Extract each line of the records below that contains the word "time".

[Items from a figure collection]
------

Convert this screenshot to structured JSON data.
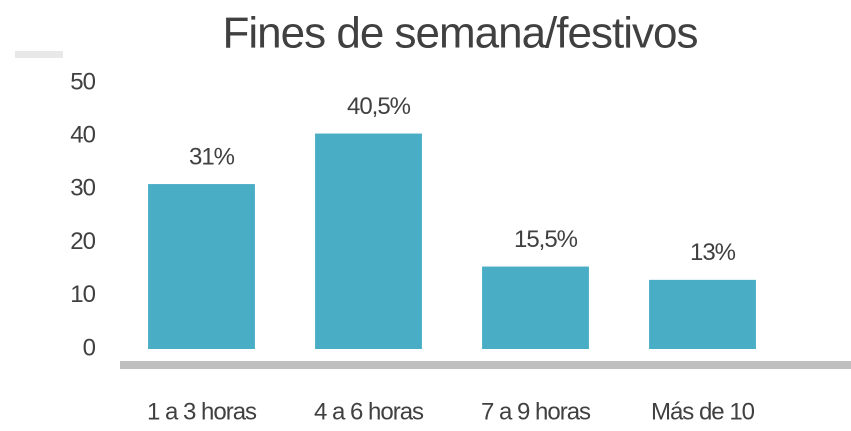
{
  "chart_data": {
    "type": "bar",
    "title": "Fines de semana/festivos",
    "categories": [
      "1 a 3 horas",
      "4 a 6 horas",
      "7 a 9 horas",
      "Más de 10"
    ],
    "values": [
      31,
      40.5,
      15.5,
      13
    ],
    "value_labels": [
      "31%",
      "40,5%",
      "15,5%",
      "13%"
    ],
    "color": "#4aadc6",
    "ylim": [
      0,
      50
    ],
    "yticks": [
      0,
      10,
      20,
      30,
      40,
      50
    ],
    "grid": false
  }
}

------

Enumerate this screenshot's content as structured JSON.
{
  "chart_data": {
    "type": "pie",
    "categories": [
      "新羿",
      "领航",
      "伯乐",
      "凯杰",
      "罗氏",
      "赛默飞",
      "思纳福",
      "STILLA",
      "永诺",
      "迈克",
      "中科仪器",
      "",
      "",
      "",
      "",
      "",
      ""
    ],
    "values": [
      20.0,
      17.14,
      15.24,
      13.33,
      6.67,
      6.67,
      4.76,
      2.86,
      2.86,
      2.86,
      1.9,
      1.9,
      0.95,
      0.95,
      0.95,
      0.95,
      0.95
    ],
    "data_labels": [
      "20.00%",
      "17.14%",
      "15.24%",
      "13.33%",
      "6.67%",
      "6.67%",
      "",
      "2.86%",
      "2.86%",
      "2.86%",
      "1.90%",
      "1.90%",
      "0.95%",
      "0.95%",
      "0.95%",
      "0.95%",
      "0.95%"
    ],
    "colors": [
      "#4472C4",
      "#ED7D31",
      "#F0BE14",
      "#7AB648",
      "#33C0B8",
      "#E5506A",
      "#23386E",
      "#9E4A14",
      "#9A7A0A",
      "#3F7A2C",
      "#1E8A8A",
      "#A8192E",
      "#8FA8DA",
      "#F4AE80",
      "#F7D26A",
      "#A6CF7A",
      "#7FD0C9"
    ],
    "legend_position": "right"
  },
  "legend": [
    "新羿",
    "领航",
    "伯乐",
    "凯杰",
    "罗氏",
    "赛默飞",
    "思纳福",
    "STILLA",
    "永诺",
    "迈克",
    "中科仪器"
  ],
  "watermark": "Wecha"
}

------

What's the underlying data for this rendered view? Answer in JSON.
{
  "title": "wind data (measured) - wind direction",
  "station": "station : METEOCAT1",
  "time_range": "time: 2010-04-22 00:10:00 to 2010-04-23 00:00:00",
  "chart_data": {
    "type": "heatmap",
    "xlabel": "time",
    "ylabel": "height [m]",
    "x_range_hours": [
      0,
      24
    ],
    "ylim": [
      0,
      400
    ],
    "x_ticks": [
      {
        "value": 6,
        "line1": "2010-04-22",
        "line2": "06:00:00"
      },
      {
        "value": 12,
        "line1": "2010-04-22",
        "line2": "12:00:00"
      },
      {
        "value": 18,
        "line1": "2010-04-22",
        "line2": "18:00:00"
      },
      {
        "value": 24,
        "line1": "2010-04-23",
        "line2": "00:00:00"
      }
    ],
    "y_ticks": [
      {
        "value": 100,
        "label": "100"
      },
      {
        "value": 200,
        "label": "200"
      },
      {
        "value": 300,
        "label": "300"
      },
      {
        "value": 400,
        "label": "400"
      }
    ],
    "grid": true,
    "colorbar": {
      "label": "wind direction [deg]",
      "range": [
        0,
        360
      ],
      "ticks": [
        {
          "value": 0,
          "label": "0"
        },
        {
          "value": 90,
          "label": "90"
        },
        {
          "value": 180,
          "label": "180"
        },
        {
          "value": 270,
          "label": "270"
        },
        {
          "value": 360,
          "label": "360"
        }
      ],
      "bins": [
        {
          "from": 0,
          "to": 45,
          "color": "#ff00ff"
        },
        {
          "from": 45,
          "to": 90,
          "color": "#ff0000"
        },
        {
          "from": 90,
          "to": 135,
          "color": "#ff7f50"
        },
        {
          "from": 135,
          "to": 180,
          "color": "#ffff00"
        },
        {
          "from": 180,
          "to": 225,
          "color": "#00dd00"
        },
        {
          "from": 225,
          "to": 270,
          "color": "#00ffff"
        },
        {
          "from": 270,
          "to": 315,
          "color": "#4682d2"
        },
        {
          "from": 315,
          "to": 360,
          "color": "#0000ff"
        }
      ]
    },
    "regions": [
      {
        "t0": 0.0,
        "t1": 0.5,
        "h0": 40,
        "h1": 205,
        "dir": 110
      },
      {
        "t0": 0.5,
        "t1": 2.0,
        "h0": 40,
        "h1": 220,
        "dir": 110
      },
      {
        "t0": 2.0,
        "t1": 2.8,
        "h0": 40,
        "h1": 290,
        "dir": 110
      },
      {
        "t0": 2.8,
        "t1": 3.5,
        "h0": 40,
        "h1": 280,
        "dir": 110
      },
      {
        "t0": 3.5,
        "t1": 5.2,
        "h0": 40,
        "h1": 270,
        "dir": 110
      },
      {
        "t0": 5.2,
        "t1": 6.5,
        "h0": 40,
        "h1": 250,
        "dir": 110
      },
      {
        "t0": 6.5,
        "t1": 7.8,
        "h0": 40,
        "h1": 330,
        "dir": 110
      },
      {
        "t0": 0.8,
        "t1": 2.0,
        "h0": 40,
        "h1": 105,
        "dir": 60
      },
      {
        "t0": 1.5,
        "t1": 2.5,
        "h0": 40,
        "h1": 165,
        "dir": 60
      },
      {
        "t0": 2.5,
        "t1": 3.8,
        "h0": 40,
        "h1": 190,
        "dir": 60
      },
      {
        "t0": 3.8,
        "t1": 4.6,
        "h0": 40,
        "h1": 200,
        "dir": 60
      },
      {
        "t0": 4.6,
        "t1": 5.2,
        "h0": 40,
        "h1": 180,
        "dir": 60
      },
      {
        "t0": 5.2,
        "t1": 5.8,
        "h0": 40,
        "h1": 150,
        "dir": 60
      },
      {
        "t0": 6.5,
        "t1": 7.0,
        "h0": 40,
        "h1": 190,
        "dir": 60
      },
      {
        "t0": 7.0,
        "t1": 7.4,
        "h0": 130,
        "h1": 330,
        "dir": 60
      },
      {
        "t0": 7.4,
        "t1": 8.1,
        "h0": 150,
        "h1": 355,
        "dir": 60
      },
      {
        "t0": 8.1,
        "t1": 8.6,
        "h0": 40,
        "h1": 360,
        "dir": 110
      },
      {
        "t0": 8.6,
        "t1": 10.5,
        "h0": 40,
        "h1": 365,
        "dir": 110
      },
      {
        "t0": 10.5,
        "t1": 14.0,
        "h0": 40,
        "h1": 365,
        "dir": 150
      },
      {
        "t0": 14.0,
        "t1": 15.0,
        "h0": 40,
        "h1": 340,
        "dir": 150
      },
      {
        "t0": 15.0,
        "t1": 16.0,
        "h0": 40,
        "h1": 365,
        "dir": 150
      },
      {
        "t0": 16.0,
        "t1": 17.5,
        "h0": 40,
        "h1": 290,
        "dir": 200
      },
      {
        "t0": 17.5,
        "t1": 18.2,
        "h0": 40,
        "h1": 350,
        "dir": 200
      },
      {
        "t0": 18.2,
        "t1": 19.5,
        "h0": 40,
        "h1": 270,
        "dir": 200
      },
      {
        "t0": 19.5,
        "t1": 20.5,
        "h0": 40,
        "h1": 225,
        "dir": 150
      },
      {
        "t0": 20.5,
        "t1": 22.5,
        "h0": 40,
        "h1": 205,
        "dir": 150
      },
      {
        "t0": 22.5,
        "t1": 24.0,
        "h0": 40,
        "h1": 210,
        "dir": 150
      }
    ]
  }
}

------

_Task answer_
  "time_range": "time: 2010-04-22 00:10:00 to 2010-04-23 00:00:00",
    "xlabel": "time",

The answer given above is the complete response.